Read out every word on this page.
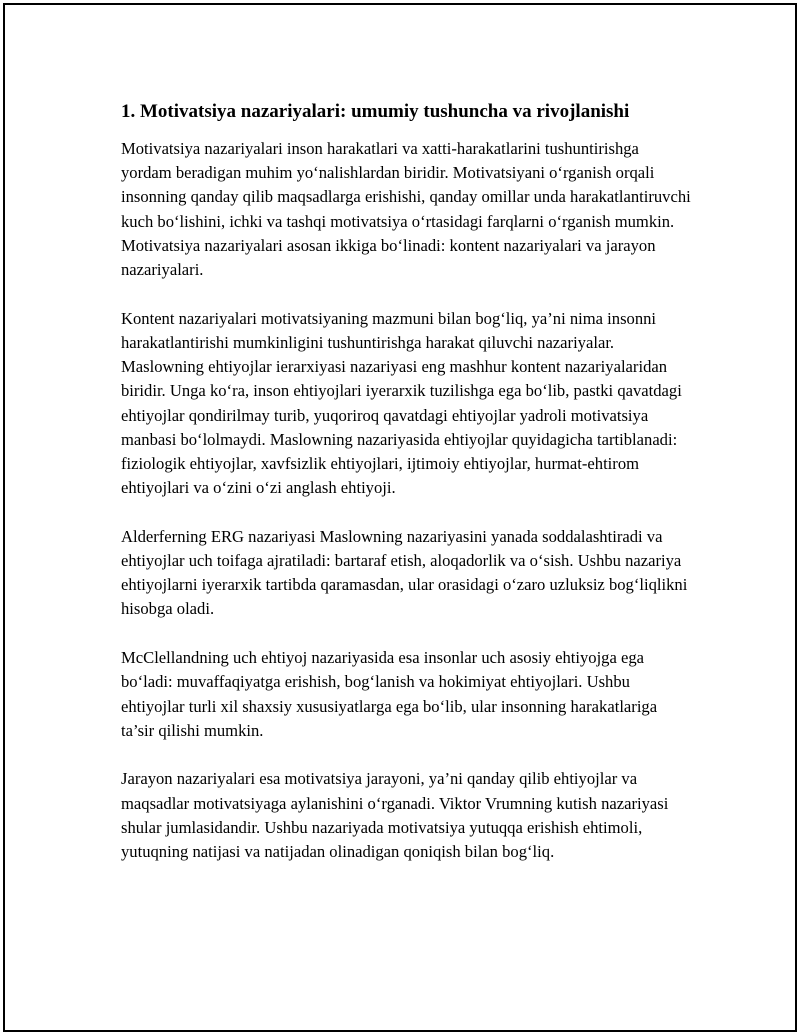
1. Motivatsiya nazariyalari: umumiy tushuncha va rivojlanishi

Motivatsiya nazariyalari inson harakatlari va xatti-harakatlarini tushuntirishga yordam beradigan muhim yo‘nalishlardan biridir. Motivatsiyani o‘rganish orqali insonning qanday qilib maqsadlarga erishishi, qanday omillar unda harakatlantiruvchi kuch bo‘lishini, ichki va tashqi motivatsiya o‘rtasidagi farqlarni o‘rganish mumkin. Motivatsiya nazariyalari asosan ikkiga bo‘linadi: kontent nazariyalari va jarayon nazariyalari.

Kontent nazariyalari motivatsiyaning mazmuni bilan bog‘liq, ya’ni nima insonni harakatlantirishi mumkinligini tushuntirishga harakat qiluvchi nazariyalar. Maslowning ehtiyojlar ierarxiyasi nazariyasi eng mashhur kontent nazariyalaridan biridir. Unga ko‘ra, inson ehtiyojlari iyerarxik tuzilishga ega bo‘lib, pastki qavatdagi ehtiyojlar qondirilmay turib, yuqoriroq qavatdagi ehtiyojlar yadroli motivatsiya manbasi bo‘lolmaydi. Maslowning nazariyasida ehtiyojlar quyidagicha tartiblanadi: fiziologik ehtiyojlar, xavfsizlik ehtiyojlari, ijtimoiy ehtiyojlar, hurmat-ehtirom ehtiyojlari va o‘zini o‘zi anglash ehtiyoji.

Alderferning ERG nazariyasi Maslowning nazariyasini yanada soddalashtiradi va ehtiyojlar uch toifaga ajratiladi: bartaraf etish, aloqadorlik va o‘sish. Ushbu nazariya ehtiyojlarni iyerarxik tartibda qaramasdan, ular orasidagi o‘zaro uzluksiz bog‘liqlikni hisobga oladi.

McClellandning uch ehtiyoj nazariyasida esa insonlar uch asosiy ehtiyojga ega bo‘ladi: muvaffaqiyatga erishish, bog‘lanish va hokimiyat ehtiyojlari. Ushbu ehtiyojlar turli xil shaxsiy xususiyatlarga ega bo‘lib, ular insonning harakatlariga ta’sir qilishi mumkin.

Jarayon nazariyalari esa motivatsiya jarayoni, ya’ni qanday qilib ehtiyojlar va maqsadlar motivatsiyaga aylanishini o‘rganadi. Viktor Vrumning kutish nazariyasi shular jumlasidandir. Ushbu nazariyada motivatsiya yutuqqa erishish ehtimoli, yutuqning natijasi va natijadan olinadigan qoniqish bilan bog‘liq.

» EXERCISE OBJECTIVE: Copy out all the entries exactly. Images stay out of the copy.

» SOLUTION TO THE PROBLEM:
Read out every word on this page.
1. Motivatsiya nazariyalari: umumiy tushuncha va rivojlanishi

Motivatsiya nazariyalari inson harakatlari va xatti-harakatlarini tushuntirishga yordam beradigan muhim yo‘nalishlardan biridir. Motivatsiyani o‘rganish orqali insonning qanday qilib maqsadlarga erishishi, qanday omillar unda harakatlantiruvchi kuch bo‘lishini, ichki va tashqi motivatsiya o‘rtasidagi farqlarni o‘rganish mumkin. Motivatsiya nazariyalari asosan ikkiga bo‘linadi: kontent nazariyalari va jarayon nazariyalari.

Kontent nazariyalari motivatsiyaning mazmuni bilan bog‘liq, ya’ni nima insonni harakatlantirishi mumkinligini tushuntirishga harakat qiluvchi nazariyalar. Maslowning ehtiyojlar ierarxiyasi nazariyasi eng mashhur kontent nazariyalaridan biridir. Unga ko‘ra, inson ehtiyojlari iyerarxik tuzilishga ega bo‘lib, pastki qavatdagi ehtiyojlar qondirilmay turib, yuqoriroq qavatdagi ehtiyojlar yadroli motivatsiya manbasi bo‘lolmaydi. Maslowning nazariyasida ehtiyojlar quyidagicha tartiblanadi: fiziologik ehtiyojlar, xavfsizlik ehtiyojlari, ijtimoiy ehtiyojlar, hurmat-ehtirom ehtiyojlari va o‘zini o‘zi anglash ehtiyoji.

Alderferning ERG nazariyasi Maslowning nazariyasini yanada soddalashtiradi va ehtiyojlar uch toifaga ajratiladi: bartaraf etish, aloqadorlik va o‘sish. Ushbu nazariya ehtiyojlarni iyerarxik tartibda qaramasdan, ular orasidagi o‘zaro uzluksiz bog‘liqlikni hisobga oladi.

McClellandning uch ehtiyoj nazariyasida esa insonlar uch asosiy ehtiyojga ega bo‘ladi: muvaffaqiyatga erishish, bog‘lanish va hokimiyat ehtiyojlari. Ushbu ehtiyojlar turli xil shaxsiy xususiyatlarga ega bo‘lib, ular insonning harakatlariga ta’sir qilishi mumkin.

Jarayon nazariyalari esa motivatsiya jarayoni, ya’ni qanday qilib ehtiyojlar va maqsadlar motivatsiyaga aylanishini o‘rganadi. Viktor Vrumning kutish nazariyasi shular jumlasidandir. Ushbu nazariyada motivatsiya yutuqqa erishish ehtimoli, yutuqning natijasi va natijadan olinadigan qoniqish bilan bog‘liq.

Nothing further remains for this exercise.